>>
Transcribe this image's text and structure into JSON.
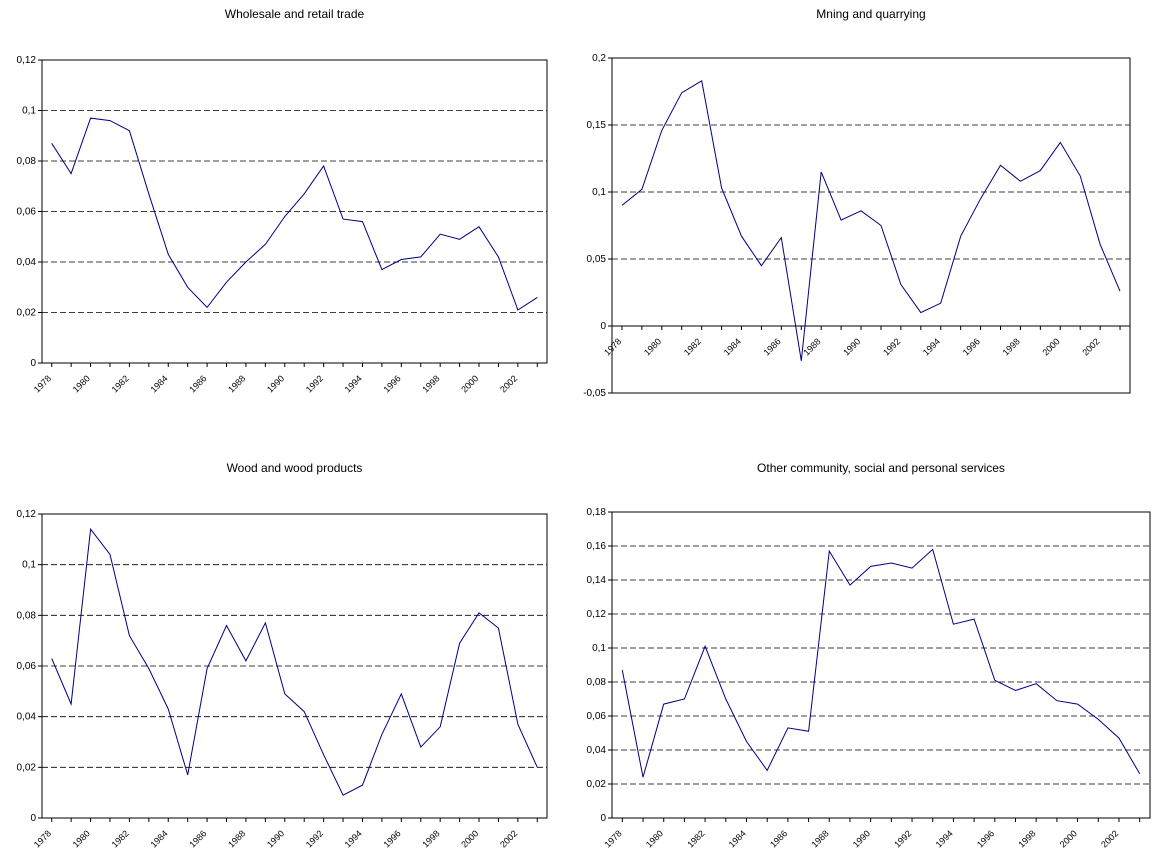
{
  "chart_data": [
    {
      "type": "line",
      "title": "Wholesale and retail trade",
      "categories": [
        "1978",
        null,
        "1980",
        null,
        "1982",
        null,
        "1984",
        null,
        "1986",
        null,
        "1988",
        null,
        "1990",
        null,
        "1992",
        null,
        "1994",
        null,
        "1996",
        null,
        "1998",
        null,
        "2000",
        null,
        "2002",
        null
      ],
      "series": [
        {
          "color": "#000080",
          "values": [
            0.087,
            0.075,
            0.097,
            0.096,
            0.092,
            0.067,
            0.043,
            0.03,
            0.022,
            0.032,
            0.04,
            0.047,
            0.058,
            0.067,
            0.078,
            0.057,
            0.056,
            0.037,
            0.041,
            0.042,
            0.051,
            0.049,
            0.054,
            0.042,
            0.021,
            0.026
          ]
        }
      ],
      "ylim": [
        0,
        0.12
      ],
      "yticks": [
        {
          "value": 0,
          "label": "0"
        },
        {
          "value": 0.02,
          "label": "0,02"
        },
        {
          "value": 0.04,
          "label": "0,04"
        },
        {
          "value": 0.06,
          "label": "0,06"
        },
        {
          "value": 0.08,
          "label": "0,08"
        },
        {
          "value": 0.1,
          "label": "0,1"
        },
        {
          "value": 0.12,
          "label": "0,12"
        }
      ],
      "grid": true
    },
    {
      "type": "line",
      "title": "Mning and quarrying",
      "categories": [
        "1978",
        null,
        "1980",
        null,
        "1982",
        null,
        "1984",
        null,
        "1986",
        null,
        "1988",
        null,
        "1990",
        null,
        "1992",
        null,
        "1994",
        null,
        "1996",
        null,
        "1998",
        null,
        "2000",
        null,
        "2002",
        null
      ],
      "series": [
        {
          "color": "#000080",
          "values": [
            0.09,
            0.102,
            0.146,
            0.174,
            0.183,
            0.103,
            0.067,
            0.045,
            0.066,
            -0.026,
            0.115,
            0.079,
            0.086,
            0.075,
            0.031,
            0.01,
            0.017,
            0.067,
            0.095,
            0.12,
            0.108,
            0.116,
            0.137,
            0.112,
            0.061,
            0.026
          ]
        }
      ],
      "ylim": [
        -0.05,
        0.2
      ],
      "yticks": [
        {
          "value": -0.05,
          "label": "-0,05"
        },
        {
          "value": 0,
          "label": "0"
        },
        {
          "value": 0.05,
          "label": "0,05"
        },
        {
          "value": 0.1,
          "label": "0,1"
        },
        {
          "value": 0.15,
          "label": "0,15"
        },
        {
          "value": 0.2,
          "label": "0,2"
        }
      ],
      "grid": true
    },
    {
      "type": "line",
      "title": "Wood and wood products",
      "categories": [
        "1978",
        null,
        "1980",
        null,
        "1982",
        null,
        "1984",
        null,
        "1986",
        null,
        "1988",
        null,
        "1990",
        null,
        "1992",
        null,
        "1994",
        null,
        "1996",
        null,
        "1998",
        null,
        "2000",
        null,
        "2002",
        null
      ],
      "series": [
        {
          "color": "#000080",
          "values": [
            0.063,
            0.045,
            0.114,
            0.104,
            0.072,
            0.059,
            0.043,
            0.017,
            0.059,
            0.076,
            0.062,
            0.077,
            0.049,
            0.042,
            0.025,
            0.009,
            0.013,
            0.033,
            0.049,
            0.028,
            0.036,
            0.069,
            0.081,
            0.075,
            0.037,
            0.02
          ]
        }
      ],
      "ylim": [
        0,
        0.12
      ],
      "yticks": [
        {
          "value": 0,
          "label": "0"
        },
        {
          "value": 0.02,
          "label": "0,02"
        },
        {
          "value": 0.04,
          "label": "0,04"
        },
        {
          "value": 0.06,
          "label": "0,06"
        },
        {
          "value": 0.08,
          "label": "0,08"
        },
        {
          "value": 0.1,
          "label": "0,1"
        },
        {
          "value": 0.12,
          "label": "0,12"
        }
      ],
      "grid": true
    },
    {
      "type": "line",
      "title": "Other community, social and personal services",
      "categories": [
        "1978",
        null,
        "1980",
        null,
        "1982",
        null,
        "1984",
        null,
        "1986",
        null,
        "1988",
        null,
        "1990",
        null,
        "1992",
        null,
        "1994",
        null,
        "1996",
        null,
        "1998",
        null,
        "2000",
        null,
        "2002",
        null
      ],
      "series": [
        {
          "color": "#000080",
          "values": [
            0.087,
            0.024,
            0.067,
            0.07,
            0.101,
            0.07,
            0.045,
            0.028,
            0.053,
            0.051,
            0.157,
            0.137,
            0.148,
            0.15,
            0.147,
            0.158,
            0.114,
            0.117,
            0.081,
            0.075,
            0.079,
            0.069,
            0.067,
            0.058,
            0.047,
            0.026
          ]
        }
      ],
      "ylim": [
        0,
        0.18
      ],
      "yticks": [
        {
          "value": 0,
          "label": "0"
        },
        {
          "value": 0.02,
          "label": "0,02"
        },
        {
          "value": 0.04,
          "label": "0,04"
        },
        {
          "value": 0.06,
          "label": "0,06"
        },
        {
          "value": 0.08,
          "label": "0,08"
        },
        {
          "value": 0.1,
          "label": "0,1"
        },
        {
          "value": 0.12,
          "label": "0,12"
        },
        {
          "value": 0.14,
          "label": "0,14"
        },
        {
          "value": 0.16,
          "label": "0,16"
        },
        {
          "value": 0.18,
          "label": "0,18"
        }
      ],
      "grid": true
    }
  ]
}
<<
_Exercise instructions:_
Pictures stay out of the copy; please restate every record above exactly.

_Output for this task:_
Transcribe this image's text and structure into JSON.
{
  "chart_data": [
    {
      "type": "line",
      "title": "Wholesale and retail trade",
      "categories": [
        "1978",
        null,
        "1980",
        null,
        "1982",
        null,
        "1984",
        null,
        "1986",
        null,
        "1988",
        null,
        "1990",
        null,
        "1992",
        null,
        "1994",
        null,
        "1996",
        null,
        "1998",
        null,
        "2000",
        null,
        "2002",
        null
      ],
      "series": [
        {
          "color": "#000080",
          "values": [
            0.087,
            0.075,
            0.097,
            0.096,
            0.092,
            0.067,
            0.043,
            0.03,
            0.022,
            0.032,
            0.04,
            0.047,
            0.058,
            0.067,
            0.078,
            0.057,
            0.056,
            0.037,
            0.041,
            0.042,
            0.051,
            0.049,
            0.054,
            0.042,
            0.021,
            0.026
          ]
        }
      ],
      "ylim": [
        0,
        0.12
      ],
      "yticks": [
        {
          "value": 0,
          "label": "0"
        },
        {
          "value": 0.02,
          "label": "0,02"
        },
        {
          "value": 0.04,
          "label": "0,04"
        },
        {
          "value": 0.06,
          "label": "0,06"
        },
        {
          "value": 0.08,
          "label": "0,08"
        },
        {
          "value": 0.1,
          "label": "0,1"
        },
        {
          "value": 0.12,
          "label": "0,12"
        }
      ],
      "grid": true
    },
    {
      "type": "line",
      "title": "Mning and quarrying",
      "categories": [
        "1978",
        null,
        "1980",
        null,
        "1982",
        null,
        "1984",
        null,
        "1986",
        null,
        "1988",
        null,
        "1990",
        null,
        "1992",
        null,
        "1994",
        null,
        "1996",
        null,
        "1998",
        null,
        "2000",
        null,
        "2002",
        null
      ],
      "series": [
        {
          "color": "#000080",
          "values": [
            0.09,
            0.102,
            0.146,
            0.174,
            0.183,
            0.103,
            0.067,
            0.045,
            0.066,
            -0.026,
            0.115,
            0.079,
            0.086,
            0.075,
            0.031,
            0.01,
            0.017,
            0.067,
            0.095,
            0.12,
            0.108,
            0.116,
            0.137,
            0.112,
            0.061,
            0.026
          ]
        }
      ],
      "ylim": [
        -0.05,
        0.2
      ],
      "yticks": [
        {
          "value": -0.05,
          "label": "-0,05"
        },
        {
          "value": 0,
          "label": "0"
        },
        {
          "value": 0.05,
          "label": "0,05"
        },
        {
          "value": 0.1,
          "label": "0,1"
        },
        {
          "value": 0.15,
          "label": "0,15"
        },
        {
          "value": 0.2,
          "label": "0,2"
        }
      ],
      "grid": true
    },
    {
      "type": "line",
      "title": "Wood and wood products",
      "categories": [
        "1978",
        null,
        "1980",
        null,
        "1982",
        null,
        "1984",
        null,
        "1986",
        null,
        "1988",
        null,
        "1990",
        null,
        "1992",
        null,
        "1994",
        null,
        "1996",
        null,
        "1998",
        null,
        "2000",
        null,
        "2002",
        null
      ],
      "series": [
        {
          "color": "#000080",
          "values": [
            0.063,
            0.045,
            0.114,
            0.104,
            0.072,
            0.059,
            0.043,
            0.017,
            0.059,
            0.076,
            0.062,
            0.077,
            0.049,
            0.042,
            0.025,
            0.009,
            0.013,
            0.033,
            0.049,
            0.028,
            0.036,
            0.069,
            0.081,
            0.075,
            0.037,
            0.02
          ]
        }
      ],
      "ylim": [
        0,
        0.12
      ],
      "yticks": [
        {
          "value": 0,
          "label": "0"
        },
        {
          "value": 0.02,
          "label": "0,02"
        },
        {
          "value": 0.04,
          "label": "0,04"
        },
        {
          "value": 0.06,
          "label": "0,06"
        },
        {
          "value": 0.08,
          "label": "0,08"
        },
        {
          "value": 0.1,
          "label": "0,1"
        },
        {
          "value": 0.12,
          "label": "0,12"
        }
      ],
      "grid": true
    },
    {
      "type": "line",
      "title": "Other community, social and personal services",
      "categories": [
        "1978",
        null,
        "1980",
        null,
        "1982",
        null,
        "1984",
        null,
        "1986",
        null,
        "1988",
        null,
        "1990",
        null,
        "1992",
        null,
        "1994",
        null,
        "1996",
        null,
        "1998",
        null,
        "2000",
        null,
        "2002",
        null
      ],
      "series": [
        {
          "color": "#000080",
          "values": [
            0.087,
            0.024,
            0.067,
            0.07,
            0.101,
            0.07,
            0.045,
            0.028,
            0.053,
            0.051,
            0.157,
            0.137,
            0.148,
            0.15,
            0.147,
            0.158,
            0.114,
            0.117,
            0.081,
            0.075,
            0.079,
            0.069,
            0.067,
            0.058,
            0.047,
            0.026
          ]
        }
      ],
      "ylim": [
        0,
        0.18
      ],
      "yticks": [
        {
          "value": 0,
          "label": "0"
        },
        {
          "value": 0.02,
          "label": "0,02"
        },
        {
          "value": 0.04,
          "label": "0,04"
        },
        {
          "value": 0.06,
          "label": "0,06"
        },
        {
          "value": 0.08,
          "label": "0,08"
        },
        {
          "value": 0.1,
          "label": "0,1"
        },
        {
          "value": 0.12,
          "label": "0,12"
        },
        {
          "value": 0.14,
          "label": "0,14"
        },
        {
          "value": 0.16,
          "label": "0,16"
        },
        {
          "value": 0.18,
          "label": "0,18"
        }
      ],
      "grid": true
    }
  ]
}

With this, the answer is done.